• Stated exercise: Within the records that follow, find every line containing the string "модельный". Copy those lines.

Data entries
......
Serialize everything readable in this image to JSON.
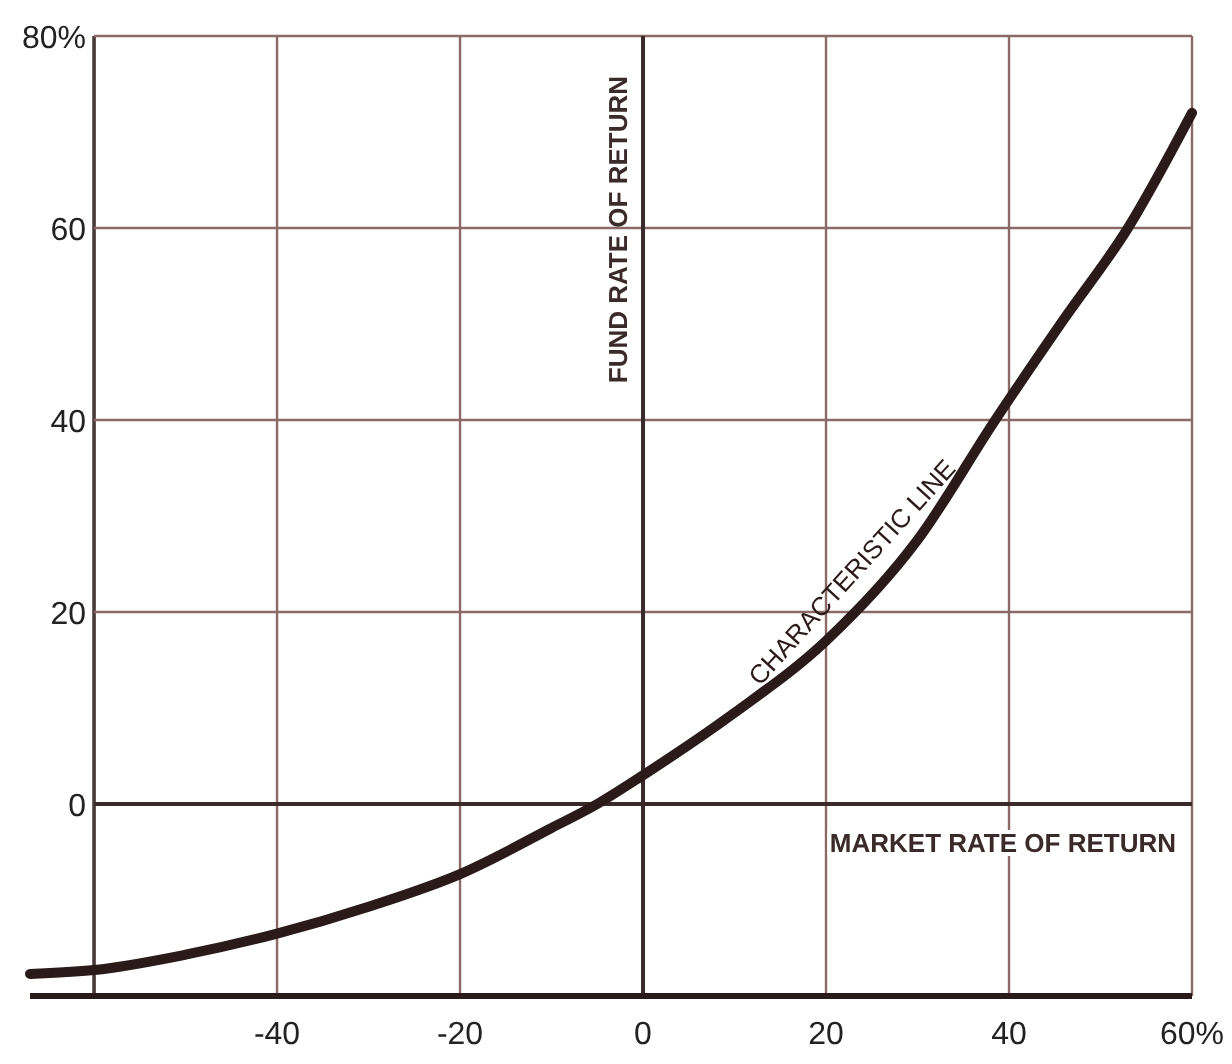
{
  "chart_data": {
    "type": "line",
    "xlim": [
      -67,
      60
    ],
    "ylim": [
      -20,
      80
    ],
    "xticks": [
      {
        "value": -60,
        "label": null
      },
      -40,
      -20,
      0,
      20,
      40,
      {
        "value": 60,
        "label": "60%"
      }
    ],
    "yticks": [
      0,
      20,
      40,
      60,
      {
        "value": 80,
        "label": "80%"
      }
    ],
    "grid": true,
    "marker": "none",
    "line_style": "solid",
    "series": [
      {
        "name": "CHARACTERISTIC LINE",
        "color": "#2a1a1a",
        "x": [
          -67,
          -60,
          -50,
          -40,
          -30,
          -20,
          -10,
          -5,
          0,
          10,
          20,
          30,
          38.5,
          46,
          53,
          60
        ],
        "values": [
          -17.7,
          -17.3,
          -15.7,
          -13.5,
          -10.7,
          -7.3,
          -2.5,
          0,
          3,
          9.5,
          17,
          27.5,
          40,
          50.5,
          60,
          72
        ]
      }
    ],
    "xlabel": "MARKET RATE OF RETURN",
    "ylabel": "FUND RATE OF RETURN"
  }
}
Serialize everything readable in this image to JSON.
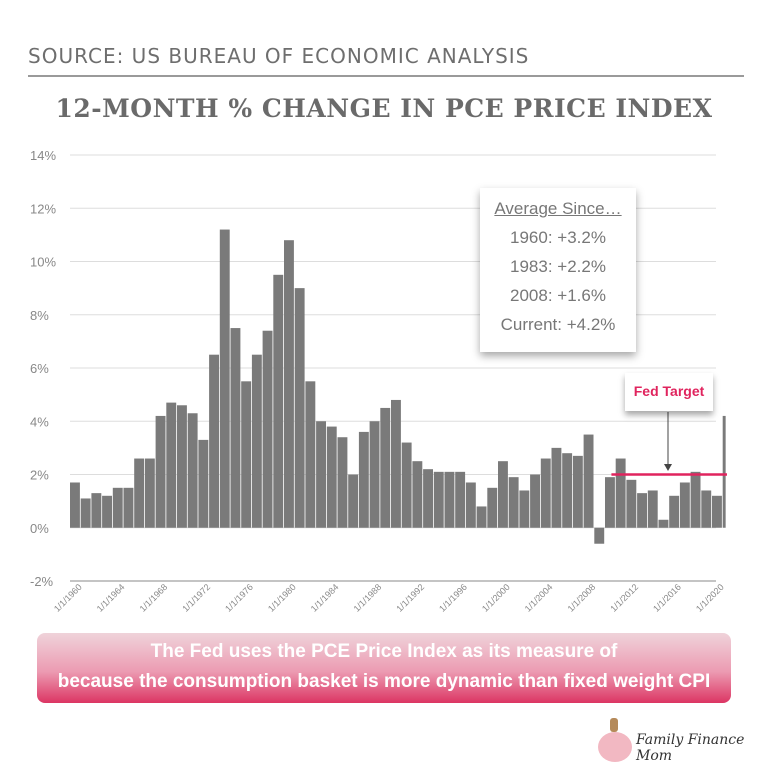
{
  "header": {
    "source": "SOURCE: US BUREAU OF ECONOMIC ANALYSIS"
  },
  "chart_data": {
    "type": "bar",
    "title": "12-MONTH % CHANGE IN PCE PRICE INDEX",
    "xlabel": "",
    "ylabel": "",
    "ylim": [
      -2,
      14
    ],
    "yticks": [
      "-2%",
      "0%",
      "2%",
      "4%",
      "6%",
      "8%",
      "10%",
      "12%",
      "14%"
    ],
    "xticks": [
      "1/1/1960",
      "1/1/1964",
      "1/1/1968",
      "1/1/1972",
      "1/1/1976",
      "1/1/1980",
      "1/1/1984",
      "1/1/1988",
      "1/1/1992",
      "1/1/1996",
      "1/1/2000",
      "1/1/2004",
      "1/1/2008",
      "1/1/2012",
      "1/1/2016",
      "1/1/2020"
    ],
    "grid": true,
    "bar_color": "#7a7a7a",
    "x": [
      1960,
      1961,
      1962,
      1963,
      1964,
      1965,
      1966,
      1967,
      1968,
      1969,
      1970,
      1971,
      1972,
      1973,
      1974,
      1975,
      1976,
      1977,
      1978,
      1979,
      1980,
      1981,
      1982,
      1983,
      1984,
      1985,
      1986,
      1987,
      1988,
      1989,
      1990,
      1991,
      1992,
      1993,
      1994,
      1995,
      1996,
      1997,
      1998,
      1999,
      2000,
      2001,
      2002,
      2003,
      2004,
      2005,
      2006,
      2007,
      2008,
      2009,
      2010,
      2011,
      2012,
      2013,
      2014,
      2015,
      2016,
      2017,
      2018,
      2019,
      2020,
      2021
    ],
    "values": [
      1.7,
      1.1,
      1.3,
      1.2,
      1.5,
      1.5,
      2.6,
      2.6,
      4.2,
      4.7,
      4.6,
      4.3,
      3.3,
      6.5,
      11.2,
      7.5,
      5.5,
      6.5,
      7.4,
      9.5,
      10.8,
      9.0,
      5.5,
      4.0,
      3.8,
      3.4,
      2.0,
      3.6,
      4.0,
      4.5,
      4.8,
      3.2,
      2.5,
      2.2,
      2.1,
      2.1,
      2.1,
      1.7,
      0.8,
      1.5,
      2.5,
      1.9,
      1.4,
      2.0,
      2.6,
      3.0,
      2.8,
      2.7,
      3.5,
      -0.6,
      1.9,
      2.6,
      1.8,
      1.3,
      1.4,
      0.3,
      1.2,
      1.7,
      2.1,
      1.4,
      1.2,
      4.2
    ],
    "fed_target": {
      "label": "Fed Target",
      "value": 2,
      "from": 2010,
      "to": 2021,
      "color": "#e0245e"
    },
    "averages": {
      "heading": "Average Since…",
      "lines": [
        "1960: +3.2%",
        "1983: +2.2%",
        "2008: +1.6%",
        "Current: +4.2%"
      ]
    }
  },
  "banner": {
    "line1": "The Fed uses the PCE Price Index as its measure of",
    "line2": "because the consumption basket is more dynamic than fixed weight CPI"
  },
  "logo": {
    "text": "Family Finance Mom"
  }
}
......
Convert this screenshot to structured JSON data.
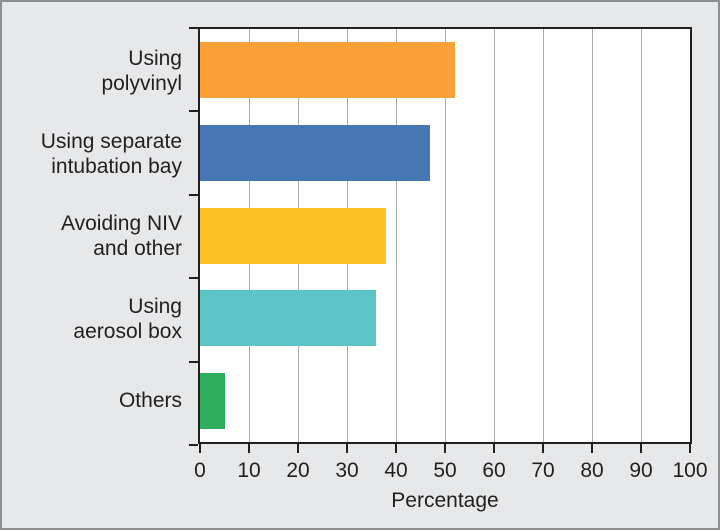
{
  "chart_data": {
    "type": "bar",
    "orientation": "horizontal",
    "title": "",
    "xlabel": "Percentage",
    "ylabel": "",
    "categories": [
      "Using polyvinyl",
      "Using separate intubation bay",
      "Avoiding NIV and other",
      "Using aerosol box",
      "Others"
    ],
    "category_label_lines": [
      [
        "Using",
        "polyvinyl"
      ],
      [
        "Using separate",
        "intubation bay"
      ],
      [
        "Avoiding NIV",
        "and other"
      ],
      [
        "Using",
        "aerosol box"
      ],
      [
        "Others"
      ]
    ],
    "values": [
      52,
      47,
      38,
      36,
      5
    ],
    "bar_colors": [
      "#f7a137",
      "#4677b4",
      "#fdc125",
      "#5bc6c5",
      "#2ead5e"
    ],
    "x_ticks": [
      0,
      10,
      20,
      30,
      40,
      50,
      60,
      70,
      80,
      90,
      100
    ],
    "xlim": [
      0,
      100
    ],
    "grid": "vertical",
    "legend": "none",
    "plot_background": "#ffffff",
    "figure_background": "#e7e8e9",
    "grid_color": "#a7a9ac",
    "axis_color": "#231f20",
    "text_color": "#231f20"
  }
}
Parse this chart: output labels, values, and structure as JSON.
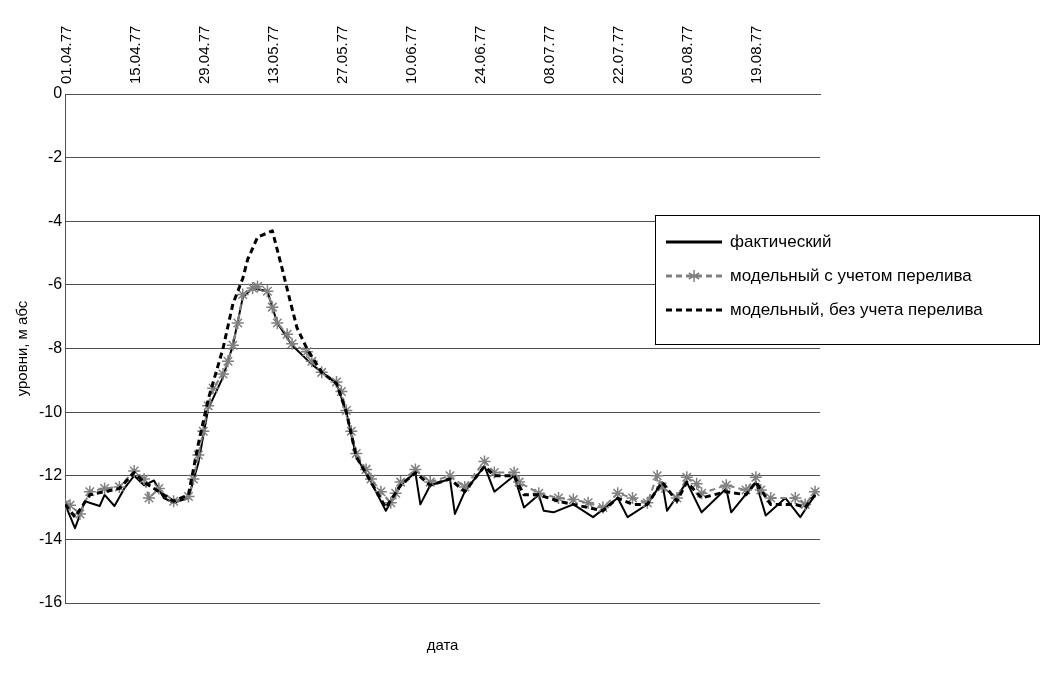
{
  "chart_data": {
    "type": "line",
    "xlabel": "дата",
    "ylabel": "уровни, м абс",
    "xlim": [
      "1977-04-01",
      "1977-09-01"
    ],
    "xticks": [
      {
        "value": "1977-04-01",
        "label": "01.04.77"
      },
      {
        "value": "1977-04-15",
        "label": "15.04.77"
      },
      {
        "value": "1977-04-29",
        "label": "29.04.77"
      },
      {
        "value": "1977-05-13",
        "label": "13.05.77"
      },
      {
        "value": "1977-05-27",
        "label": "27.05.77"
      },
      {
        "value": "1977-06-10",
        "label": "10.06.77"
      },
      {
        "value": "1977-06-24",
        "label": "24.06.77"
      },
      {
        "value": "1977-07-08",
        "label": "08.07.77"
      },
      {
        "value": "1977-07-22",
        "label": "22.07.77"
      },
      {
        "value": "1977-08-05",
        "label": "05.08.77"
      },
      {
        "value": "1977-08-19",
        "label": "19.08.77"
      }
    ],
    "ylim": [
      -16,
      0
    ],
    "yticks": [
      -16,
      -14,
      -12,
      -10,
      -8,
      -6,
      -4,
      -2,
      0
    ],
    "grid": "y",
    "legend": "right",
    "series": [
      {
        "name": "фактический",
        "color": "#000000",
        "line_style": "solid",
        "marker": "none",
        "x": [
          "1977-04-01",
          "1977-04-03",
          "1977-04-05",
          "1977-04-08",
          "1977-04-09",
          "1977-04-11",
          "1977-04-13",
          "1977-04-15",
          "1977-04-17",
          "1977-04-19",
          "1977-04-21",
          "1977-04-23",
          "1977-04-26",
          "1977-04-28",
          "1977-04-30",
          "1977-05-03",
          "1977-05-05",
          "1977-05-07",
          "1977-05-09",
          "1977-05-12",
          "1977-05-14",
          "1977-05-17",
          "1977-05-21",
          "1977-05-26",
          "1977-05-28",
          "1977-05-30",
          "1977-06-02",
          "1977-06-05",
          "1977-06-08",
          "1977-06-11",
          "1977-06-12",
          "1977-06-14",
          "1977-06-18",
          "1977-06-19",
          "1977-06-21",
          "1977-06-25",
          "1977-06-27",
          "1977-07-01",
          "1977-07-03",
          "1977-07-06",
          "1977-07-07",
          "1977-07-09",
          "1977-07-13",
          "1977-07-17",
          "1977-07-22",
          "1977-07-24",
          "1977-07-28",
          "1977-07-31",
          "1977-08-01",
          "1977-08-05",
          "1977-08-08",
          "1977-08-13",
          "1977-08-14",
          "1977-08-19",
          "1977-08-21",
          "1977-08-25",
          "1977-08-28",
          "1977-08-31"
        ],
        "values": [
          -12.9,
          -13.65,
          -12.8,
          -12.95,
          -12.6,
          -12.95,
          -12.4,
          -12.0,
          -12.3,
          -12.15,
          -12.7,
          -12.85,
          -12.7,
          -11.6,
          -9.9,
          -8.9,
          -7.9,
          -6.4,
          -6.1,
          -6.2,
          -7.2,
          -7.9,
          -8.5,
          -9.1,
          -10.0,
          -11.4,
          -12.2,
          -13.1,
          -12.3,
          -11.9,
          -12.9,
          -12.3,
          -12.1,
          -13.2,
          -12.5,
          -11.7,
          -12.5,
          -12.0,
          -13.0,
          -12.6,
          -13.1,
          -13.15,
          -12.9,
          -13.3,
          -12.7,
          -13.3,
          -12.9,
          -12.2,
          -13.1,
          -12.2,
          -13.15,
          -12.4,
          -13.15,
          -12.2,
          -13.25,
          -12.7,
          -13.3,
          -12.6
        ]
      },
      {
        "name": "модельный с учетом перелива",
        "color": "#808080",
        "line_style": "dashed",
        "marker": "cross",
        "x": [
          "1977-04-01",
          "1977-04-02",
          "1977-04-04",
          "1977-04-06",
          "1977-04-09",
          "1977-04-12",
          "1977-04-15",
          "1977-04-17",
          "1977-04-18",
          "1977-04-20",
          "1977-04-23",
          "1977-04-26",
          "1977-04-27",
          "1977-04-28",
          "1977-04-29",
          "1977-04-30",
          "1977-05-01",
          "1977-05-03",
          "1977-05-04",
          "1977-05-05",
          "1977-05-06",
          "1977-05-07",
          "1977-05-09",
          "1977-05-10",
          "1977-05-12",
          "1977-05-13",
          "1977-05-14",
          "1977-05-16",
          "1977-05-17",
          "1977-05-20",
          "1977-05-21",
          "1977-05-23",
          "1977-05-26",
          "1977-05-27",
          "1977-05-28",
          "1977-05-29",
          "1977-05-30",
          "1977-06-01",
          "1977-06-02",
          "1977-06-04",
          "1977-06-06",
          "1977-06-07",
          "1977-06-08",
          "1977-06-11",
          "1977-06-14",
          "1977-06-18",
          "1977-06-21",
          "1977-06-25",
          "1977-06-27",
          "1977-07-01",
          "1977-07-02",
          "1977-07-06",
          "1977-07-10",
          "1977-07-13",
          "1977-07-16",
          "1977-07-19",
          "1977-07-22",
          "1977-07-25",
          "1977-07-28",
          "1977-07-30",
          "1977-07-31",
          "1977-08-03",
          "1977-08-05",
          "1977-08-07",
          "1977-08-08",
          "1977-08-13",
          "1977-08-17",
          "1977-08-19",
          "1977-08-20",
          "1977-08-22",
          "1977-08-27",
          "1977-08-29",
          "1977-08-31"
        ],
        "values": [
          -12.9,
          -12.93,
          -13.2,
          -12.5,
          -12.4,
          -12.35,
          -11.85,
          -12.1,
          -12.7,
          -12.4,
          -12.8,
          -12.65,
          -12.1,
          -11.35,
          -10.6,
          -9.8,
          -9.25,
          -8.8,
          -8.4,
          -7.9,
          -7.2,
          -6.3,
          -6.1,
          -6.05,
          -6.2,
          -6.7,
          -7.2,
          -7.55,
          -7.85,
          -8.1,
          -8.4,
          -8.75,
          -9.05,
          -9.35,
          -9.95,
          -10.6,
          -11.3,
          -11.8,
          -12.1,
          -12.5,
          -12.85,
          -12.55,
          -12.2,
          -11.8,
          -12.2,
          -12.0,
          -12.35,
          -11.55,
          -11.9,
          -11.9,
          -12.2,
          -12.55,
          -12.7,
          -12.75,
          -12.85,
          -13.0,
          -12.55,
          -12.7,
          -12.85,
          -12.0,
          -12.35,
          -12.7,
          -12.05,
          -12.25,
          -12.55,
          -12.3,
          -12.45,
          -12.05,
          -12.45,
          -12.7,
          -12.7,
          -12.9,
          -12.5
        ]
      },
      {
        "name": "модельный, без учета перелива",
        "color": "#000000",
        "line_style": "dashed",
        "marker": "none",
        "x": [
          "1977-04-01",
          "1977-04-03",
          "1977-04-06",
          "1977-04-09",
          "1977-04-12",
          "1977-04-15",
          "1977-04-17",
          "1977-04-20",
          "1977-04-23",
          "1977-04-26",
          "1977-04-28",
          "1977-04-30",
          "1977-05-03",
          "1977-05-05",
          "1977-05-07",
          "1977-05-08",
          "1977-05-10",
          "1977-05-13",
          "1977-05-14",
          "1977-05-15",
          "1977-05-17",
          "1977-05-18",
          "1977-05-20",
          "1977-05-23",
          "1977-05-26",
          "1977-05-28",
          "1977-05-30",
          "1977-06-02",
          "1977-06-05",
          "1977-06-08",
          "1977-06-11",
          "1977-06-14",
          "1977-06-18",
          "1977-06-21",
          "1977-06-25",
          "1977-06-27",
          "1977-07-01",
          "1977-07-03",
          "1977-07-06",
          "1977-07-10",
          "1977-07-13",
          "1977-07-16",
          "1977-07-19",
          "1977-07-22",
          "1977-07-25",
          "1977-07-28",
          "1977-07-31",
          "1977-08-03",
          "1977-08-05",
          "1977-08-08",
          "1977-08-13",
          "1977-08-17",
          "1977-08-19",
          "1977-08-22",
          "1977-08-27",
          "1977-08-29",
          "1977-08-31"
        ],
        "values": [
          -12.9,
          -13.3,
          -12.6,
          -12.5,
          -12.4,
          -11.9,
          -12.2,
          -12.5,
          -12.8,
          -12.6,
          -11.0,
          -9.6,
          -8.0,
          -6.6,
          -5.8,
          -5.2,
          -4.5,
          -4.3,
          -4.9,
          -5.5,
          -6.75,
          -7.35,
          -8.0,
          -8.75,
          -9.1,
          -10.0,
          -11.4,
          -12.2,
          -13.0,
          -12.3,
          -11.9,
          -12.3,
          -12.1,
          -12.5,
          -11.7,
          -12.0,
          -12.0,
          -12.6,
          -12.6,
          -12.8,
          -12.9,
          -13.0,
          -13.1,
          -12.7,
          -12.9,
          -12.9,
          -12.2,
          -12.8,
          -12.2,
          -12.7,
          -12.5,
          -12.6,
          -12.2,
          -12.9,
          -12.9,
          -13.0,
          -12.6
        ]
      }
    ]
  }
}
......
• Solution below:
        "name": "модельный с учетом перелива",
        "name": "модельный, без учета перелива",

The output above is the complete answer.